Directions: Each record must be reproduced exactly as it is shown.

Start of Data provided

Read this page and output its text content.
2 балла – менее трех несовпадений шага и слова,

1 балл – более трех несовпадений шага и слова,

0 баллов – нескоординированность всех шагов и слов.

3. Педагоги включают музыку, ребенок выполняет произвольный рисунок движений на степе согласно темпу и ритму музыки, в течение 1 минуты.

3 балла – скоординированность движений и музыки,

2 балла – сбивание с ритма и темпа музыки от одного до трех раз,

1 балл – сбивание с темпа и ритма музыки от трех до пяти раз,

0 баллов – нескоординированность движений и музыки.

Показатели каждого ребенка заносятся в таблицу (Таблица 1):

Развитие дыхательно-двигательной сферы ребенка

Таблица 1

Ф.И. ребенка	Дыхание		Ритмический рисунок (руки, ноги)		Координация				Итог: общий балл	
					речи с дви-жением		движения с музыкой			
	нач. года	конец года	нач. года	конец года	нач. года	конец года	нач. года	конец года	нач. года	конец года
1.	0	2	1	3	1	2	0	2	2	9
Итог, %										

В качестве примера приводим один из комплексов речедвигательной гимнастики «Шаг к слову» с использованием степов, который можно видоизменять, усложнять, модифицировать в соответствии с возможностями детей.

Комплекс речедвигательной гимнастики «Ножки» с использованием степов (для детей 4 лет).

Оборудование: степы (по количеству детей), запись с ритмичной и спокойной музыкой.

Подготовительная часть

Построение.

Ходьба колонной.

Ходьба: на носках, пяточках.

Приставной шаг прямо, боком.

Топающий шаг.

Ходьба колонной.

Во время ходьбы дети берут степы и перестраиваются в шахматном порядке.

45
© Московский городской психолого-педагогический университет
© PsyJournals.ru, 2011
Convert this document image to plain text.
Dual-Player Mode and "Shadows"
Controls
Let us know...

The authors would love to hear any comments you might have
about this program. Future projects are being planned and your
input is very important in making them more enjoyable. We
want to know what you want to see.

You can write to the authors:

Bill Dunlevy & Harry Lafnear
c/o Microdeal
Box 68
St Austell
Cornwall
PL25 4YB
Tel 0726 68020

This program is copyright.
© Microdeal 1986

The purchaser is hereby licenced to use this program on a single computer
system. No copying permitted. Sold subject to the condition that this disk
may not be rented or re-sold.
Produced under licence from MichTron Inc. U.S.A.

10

End of Data provided

Complete answer:
Read this page and output its text content.
2 балла – менее трех несовпадений шага и слова,

1 балл – более трех несовпадений шага и слова,

0 баллов – нескоординированность всех шагов и слов.

3. Педагоги включают музыку, ребенок выполняет произвольный рисунок движений на степе согласно темпу и ритму музыки, в течение 1 минуты.

3 балла – скоординированность движений и музыки,

2 балла – сбивание с ритма и темпа музыки от одного до трех раз,

1 балл – сбивание с темпа и ритма музыки от трех до пяти раз,

0 баллов – нескоординированность движений и музыки.

Показатели каждого ребенка заносятся в таблицу (Таблица 1):

Развитие дыхательно-двигательной сферы ребенка

Таблица 1

Ф.И. ребенка	Дыхание		Ритмический рисунок (руки, ноги)		Координация				Итог: общий балл	
					речи с дви-жением		движения с музыкой			
	нач. года	конец года	нач. года	конец года	нач. года	конец года	нач. года	конец года	нач. года	конец года
1.	0	2	1	3	1	2	0	2	2	9
Итог, %										

В качестве примера приводим один из комплексов речедвигательной гимнастики «Шаг к слову» с использованием степов, который можно видоизменять, усложнять, модифицировать в соответствии с возможностями детей.

Комплекс речедвигательной гимнастики «Ножки» с использованием степов (для детей 4 лет).

Оборудование: степы (по количеству детей), запись с ритмичной и спокойной музыкой.

Подготовительная часть

Построение.

Ходьба колонной.

Ходьба: на носках, пяточках.

Приставной шаг прямо, боком.

Топающий шаг.

Ходьба колонной.

Во время ходьбы дети берут степы и перестраиваются в шахматном порядке.

45
© Московский городской психолого-педагогический университет
© PsyJournals.ru, 2011
Convert this document image to plain text.
Dual-Player Mode and "Shadows"
Controls
Let us know...

The authors would love to hear any comments you might have
about this program. Future projects are being planned and your
input is very important in making them more enjoyable. We
want to know what you want to see.

You can write to the authors:

Bill Dunlevy & Harry Lafnear
c/o Microdeal
Box 68
St Austell
Cornwall
PL25 4YB
Tel 0726 68020

This program is copyright.
© Microdeal 1986

The purchaser is hereby licenced to use this program on a single computer
system. No copying permitted. Sold subject to the condition that this disk
may not be rented or re-sold.
Produced under licence from MichTron Inc. U.S.A.

10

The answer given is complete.